*Information provided*
━━━

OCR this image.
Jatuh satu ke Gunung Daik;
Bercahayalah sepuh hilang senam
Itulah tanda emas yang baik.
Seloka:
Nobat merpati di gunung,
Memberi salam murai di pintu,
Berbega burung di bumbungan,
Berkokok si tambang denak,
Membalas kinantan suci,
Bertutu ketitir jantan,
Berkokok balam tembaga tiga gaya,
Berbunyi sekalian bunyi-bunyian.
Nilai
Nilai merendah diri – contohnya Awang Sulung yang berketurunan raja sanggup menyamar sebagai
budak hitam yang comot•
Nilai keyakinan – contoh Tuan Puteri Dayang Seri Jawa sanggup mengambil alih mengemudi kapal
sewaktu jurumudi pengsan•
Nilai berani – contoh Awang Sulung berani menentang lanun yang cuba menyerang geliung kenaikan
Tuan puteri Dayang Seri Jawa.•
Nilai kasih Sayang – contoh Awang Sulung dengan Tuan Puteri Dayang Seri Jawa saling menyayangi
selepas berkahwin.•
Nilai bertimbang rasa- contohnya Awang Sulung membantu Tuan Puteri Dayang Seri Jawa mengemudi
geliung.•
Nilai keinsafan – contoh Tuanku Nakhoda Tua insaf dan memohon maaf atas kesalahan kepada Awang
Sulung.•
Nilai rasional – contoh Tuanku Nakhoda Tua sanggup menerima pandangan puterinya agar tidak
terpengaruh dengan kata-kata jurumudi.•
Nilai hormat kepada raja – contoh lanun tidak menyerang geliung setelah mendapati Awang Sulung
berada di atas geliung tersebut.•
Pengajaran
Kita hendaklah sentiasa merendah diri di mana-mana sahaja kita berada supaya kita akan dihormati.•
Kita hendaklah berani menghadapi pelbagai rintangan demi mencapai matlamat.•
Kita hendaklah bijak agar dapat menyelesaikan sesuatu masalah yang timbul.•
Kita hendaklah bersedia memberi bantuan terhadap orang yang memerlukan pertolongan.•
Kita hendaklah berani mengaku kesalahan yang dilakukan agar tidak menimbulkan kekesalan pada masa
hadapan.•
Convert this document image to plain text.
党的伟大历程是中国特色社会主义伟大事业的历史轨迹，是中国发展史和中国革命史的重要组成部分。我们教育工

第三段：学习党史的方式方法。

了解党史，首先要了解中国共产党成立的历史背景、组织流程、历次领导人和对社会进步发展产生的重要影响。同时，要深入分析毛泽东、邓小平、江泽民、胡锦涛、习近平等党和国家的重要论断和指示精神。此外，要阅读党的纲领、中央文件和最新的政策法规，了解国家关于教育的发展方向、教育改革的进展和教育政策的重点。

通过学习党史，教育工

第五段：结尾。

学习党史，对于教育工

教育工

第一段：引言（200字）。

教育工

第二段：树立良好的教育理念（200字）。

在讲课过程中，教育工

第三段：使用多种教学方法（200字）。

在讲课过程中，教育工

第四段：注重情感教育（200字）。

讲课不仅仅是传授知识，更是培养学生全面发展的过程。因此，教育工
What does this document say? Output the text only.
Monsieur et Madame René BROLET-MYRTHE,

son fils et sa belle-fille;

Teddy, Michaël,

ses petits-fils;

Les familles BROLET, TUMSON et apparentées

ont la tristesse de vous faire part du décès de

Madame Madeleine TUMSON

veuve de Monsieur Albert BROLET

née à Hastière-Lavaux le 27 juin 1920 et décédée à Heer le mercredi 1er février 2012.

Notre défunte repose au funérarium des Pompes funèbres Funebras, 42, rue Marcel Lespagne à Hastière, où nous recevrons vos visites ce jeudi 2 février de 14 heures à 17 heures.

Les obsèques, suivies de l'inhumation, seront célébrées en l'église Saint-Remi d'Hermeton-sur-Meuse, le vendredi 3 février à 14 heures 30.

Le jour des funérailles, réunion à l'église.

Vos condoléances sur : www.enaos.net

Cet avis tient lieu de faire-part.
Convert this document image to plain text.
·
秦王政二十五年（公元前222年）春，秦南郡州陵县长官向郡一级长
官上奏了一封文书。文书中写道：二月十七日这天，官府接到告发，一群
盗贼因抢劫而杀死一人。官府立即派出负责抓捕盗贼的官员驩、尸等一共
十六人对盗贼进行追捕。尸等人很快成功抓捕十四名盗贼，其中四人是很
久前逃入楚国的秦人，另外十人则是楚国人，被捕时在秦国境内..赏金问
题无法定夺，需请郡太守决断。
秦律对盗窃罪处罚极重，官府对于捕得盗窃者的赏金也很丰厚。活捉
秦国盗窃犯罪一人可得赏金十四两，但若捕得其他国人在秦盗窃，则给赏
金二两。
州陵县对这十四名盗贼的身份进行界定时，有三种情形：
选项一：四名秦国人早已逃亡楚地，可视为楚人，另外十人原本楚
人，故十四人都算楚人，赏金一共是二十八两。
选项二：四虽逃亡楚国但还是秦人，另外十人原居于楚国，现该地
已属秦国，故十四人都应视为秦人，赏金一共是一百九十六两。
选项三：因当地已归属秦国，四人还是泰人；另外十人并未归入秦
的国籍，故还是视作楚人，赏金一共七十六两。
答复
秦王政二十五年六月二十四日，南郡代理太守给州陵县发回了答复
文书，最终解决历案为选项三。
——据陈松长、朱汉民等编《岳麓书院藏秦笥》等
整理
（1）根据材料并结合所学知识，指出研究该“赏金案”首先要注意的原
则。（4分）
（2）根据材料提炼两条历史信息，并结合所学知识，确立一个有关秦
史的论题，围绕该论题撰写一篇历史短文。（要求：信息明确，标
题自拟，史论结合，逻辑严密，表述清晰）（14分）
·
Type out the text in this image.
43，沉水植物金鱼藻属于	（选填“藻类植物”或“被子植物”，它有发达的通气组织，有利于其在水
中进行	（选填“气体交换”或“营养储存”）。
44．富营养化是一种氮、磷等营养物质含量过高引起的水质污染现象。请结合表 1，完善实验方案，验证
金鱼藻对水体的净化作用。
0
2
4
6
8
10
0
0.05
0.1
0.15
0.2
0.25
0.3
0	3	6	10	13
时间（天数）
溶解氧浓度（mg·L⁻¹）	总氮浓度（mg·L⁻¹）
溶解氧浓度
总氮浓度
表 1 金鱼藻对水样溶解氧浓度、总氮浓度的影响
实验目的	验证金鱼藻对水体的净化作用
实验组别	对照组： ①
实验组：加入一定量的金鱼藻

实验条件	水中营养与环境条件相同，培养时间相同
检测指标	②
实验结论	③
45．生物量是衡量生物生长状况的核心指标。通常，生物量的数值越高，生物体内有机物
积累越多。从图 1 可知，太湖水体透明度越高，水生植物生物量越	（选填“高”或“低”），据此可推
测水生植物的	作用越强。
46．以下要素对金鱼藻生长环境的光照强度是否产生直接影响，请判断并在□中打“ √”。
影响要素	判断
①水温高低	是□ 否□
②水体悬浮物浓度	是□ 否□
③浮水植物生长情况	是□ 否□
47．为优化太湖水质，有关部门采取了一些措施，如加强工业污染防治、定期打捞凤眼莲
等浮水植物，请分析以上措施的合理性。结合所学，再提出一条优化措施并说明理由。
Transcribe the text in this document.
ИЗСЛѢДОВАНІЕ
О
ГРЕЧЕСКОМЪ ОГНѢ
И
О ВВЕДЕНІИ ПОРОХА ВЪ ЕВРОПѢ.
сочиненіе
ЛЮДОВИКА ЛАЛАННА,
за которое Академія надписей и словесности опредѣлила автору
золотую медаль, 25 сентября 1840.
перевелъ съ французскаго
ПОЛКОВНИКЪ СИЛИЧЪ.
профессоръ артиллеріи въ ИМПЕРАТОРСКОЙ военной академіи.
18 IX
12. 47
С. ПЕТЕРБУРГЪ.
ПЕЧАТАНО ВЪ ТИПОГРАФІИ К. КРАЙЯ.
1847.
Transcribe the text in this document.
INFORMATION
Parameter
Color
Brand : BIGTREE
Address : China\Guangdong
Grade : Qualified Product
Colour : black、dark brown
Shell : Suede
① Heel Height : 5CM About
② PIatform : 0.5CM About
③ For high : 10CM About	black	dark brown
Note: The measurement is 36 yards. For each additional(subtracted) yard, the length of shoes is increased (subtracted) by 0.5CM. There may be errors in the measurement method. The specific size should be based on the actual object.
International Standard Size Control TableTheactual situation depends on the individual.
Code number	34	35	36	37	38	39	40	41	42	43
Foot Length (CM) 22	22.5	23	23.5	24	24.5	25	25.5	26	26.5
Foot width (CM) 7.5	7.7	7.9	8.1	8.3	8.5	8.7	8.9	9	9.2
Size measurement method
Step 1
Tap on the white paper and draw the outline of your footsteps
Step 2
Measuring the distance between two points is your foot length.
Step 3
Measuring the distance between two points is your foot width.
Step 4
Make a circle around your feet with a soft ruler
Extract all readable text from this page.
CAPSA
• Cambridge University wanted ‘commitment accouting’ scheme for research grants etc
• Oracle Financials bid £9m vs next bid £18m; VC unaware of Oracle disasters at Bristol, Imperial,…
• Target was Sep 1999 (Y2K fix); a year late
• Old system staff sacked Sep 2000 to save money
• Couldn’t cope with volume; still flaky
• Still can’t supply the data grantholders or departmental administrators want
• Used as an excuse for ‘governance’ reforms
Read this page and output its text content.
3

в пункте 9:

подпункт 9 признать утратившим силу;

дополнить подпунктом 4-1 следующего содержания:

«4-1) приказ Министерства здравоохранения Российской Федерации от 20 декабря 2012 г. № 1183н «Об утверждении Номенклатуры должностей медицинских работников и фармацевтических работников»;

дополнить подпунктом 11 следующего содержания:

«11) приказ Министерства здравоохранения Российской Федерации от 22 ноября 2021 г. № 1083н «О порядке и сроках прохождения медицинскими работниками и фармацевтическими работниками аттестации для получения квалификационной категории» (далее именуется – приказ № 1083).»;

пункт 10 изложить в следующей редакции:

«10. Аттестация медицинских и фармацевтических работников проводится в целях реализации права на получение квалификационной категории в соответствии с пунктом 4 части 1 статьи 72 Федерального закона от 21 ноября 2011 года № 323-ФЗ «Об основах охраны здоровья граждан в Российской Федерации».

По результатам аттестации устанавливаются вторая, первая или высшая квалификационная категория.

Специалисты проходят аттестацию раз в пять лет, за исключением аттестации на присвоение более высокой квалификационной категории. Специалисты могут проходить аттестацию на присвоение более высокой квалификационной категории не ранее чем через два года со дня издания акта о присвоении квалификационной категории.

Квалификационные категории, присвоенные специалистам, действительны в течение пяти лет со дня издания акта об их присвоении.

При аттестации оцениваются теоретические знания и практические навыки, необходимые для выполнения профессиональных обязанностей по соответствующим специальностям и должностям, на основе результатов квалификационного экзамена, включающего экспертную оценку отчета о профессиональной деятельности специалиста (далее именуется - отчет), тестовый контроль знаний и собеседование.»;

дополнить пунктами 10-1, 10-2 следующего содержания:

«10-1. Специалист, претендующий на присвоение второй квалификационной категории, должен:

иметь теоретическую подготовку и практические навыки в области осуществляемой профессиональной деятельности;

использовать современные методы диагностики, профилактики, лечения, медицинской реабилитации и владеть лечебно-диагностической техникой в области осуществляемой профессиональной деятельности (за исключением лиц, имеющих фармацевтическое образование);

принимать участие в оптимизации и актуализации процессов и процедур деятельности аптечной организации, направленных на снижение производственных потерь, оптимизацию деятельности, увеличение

━━━

*Task description*
Report how many lines in the entries hold the string "method". Nothing but the number is wanted.

*Response*
2